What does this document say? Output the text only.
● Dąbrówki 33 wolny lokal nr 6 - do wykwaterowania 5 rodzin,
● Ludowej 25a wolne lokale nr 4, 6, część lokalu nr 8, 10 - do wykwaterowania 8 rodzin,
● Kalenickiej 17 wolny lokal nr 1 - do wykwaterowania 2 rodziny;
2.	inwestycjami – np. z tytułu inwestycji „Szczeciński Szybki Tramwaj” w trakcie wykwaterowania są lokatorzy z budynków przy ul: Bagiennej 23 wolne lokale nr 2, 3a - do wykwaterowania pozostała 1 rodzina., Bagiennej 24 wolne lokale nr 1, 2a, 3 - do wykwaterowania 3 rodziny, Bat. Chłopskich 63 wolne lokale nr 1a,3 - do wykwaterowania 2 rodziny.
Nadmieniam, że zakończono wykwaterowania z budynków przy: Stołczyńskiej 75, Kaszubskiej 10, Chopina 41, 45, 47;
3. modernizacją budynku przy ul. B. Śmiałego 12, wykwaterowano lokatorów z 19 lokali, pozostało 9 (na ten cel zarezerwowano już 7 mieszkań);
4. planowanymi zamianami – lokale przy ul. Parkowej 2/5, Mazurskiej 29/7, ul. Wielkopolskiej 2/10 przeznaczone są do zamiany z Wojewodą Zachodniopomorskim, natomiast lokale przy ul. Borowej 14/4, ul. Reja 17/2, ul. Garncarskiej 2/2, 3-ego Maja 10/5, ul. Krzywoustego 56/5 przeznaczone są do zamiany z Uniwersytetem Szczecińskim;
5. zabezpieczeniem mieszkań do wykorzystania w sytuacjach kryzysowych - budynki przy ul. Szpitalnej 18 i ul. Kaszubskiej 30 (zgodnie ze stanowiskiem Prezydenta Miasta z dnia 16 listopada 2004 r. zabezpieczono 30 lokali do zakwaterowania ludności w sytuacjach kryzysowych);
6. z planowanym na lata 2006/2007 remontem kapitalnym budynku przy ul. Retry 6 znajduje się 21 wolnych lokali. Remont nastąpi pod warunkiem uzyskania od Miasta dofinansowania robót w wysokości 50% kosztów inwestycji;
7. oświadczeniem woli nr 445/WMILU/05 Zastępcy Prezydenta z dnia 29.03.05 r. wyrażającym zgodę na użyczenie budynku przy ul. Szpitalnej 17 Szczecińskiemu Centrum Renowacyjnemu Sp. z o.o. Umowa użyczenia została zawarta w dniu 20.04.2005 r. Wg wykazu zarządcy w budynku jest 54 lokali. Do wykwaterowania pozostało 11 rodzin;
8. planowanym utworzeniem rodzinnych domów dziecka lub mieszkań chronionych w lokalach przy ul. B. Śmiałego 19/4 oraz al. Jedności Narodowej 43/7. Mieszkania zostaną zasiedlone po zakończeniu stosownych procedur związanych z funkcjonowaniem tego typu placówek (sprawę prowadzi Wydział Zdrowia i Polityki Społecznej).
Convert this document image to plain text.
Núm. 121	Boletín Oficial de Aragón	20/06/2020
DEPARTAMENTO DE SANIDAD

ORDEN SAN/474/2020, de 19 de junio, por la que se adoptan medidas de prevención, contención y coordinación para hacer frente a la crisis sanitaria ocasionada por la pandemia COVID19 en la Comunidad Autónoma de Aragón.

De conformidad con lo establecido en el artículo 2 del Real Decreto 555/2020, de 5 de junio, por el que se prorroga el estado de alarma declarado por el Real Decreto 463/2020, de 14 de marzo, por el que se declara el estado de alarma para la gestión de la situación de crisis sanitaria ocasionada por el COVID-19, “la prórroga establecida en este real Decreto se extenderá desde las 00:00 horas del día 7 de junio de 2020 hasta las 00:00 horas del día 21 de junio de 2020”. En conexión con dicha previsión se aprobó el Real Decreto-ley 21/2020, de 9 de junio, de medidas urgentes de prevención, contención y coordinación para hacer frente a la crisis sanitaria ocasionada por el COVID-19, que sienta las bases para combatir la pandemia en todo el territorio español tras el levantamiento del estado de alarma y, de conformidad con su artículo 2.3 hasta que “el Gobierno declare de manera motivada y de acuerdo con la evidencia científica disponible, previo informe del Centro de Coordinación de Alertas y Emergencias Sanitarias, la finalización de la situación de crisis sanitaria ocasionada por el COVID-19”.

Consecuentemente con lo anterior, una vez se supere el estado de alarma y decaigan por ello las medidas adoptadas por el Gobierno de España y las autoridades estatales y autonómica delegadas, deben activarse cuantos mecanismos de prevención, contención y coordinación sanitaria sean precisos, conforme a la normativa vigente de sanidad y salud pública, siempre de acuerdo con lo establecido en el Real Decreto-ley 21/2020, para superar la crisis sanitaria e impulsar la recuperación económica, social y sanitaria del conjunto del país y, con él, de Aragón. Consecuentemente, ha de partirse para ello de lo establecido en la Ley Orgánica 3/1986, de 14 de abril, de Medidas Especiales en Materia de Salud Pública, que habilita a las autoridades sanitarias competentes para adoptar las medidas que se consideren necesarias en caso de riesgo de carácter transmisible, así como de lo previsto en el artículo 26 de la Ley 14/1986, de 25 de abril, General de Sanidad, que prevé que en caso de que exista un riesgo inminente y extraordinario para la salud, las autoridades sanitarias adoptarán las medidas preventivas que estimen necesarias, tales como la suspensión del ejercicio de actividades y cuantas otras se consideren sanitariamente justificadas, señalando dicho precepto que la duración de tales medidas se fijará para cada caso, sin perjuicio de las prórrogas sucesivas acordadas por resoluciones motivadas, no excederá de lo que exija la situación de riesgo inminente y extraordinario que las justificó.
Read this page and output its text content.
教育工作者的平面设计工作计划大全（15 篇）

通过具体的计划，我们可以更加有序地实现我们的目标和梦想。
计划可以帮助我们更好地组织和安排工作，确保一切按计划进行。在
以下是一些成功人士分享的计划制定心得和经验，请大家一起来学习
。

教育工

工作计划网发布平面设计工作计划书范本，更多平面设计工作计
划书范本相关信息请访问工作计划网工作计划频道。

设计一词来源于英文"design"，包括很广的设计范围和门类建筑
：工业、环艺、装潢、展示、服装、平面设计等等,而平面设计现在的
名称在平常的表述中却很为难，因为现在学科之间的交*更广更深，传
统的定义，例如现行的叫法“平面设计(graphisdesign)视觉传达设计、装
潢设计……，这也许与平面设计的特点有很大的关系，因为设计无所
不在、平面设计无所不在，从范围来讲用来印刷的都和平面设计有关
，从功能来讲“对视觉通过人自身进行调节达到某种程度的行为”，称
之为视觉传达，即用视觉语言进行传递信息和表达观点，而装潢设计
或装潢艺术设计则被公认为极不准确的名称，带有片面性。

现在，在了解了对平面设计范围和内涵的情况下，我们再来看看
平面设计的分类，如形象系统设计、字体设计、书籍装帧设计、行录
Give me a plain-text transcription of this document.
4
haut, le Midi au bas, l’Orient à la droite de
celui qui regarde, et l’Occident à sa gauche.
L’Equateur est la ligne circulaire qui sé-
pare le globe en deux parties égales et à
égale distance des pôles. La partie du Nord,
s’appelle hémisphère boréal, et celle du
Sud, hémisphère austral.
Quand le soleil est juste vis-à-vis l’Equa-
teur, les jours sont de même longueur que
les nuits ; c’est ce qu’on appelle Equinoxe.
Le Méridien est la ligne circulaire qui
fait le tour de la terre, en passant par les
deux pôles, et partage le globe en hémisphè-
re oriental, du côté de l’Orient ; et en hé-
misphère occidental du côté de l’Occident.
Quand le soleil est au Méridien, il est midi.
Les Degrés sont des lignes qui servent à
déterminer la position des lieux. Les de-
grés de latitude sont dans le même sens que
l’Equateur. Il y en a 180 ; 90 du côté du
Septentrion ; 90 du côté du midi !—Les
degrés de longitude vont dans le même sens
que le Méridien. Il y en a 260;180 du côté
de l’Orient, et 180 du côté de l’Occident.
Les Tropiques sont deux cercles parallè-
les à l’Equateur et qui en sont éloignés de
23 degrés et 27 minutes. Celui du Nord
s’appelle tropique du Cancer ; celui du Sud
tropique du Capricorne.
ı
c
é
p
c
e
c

★ ★ ★ ★

● EXERCISE
Take every line that includes the string "Aragón" and copy it.

● SOLUTION TO THIS TASK
Núm. 121	Boletín Oficial de Aragón	20/06/2020
ORDEN SAN/474/2020, de 19 de junio, por la que se adoptan medidas de prevención, contención y coordinación para hacer frente a la crisis sanitaria ocasionada por la pandemia COVID19 en la Comunidad Autónoma de Aragón.
Consecuentemente con lo anterior, una vez se supere el estado de alarma y decaigan por ello las medidas adoptadas por el Gobierno de España y las autoridades estatales y autonómica delegadas, deben activarse cuantos mecanismos de prevención, contención y coordinación sanitaria sean precisos, conforme a la normativa vigente de sanidad y salud pública, siempre de acuerdo con lo establecido en el Real Decreto-ley 21/2020, para superar la crisis sanitaria e impulsar la recuperación económica, social y sanitaria del conjunto del país y, con él, de Aragón. Consecuentemente, ha de partirse para ello de lo establecido en la Ley Orgánica 3/1986, de 14 de abril, de Medidas Especiales en Materia de Salud Pública, que habilita a las autoridades sanitarias competentes para adoptar las medidas que se consideren necesarias en caso de riesgo de carácter transmisible, así como de lo previsto en el artículo 26 de la Ley 14/1986, de 25 de abril, General de Sanidad, que prevé que en caso de que exista un riesgo inminente y extraordinario para la salud, las autoridades sanitarias adoptarán las medidas preventivas que estimen necesarias, tales como la suspensión del ejercicio de actividades y cuantas otras se consideren sanitariamente justificadas, señalando dicho precepto que la duración de tales medidas se fijará para cada caso, sin perjuicio de las prórrogas sucesivas acordadas por resoluciones motivadas, no excederá de lo que exija la situación de riesgo inminente y extraordinario que las justificó.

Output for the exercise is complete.